__Data supplied__.
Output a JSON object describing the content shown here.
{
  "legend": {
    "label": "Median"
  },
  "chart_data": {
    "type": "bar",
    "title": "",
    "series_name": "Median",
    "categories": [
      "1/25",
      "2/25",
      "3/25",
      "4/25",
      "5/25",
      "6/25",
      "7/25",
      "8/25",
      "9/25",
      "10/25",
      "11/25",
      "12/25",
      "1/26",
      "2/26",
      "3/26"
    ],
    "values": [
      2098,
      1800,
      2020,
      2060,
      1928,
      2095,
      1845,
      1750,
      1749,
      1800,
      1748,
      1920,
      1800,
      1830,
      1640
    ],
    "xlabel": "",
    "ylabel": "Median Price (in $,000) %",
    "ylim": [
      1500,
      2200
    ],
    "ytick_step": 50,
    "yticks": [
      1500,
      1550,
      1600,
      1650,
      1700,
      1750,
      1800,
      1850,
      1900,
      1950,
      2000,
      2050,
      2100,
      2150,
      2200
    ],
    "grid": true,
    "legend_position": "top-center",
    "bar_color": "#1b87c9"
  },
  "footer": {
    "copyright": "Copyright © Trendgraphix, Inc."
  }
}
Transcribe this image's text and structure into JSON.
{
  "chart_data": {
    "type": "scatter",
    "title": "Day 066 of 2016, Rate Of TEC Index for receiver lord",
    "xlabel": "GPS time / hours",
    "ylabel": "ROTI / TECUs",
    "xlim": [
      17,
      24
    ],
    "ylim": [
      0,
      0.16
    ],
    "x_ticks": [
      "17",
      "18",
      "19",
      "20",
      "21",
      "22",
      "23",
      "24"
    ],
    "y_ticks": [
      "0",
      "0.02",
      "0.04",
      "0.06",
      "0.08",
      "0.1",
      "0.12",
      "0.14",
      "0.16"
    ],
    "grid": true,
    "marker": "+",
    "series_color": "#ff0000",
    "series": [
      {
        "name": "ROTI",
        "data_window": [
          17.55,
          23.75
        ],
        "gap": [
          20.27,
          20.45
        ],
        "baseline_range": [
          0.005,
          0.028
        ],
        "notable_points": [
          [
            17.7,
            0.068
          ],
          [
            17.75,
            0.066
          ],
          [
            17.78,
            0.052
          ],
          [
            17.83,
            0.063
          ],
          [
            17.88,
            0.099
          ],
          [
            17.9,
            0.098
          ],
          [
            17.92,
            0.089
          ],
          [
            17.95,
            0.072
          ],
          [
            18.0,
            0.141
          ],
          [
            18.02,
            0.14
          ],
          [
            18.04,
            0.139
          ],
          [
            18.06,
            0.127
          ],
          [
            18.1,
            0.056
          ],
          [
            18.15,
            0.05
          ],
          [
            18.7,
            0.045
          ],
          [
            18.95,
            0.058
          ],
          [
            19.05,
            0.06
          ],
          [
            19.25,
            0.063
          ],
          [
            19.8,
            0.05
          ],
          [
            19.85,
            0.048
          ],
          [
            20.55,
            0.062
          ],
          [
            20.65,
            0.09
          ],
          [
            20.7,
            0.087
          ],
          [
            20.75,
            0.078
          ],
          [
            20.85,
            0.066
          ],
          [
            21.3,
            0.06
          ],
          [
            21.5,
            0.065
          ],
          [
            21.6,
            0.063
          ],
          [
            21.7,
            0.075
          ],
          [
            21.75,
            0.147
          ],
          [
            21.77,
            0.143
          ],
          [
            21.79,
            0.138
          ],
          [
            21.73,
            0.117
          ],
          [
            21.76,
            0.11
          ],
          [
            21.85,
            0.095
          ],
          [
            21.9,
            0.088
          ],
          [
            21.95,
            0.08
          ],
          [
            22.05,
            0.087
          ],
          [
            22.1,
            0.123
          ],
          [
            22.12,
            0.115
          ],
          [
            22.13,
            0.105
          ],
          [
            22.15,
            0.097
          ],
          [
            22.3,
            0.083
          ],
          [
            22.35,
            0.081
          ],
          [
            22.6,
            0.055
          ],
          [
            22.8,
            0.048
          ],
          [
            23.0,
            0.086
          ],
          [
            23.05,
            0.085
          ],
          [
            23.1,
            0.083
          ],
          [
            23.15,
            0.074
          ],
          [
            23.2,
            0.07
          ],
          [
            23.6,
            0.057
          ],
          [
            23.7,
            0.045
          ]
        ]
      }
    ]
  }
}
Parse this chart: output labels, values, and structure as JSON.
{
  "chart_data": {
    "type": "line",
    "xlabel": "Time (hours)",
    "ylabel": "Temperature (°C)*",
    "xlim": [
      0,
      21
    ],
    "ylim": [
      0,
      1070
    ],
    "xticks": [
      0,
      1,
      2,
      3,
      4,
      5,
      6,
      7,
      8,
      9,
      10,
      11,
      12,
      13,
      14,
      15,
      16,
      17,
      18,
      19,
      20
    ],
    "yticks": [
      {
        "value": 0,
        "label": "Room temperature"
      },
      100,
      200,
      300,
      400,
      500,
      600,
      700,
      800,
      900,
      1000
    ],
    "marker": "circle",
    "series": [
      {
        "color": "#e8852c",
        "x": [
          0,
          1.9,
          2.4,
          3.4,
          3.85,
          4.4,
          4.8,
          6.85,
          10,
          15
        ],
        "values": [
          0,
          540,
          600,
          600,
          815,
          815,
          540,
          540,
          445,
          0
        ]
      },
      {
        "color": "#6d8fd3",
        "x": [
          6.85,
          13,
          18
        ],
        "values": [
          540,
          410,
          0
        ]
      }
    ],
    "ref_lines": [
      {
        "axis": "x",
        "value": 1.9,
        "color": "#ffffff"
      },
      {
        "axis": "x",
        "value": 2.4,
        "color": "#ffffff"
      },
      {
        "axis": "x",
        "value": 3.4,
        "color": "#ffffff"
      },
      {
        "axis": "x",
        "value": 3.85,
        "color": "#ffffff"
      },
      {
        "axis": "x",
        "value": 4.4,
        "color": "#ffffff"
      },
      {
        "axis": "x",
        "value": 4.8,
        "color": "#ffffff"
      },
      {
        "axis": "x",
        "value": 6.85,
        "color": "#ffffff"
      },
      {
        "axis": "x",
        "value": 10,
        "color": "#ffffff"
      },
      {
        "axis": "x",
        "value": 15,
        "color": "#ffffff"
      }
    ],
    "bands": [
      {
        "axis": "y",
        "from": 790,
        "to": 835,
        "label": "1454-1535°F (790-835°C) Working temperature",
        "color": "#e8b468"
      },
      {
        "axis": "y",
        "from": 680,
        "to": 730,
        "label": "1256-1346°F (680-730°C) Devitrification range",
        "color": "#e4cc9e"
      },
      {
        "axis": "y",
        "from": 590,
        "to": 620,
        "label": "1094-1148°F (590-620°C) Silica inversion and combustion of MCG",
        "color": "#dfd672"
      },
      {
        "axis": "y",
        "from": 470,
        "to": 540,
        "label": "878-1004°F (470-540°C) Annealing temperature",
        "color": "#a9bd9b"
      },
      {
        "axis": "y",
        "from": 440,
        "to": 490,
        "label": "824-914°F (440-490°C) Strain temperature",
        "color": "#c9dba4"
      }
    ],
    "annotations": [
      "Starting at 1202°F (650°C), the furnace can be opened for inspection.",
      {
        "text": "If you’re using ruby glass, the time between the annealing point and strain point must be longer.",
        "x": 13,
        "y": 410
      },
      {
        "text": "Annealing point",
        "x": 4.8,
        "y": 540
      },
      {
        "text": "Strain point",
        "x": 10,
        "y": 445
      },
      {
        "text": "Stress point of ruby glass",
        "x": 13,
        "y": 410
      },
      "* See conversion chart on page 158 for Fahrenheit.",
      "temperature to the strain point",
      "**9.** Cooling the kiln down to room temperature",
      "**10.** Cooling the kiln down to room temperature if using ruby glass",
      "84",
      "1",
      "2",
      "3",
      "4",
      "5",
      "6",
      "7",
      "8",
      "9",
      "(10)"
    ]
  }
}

__Exercise brief__. Track down every line with the word "text" and copy it.

__Final result__.
Transcribe this image's text and structure into JSON.
        "text": "If you’re using ruby glass, the time between the annealing point and strain point must be longer.",
        "text": "Annealing point",
        "text": "Strain point",
        "text": "Stress point of ruby glass",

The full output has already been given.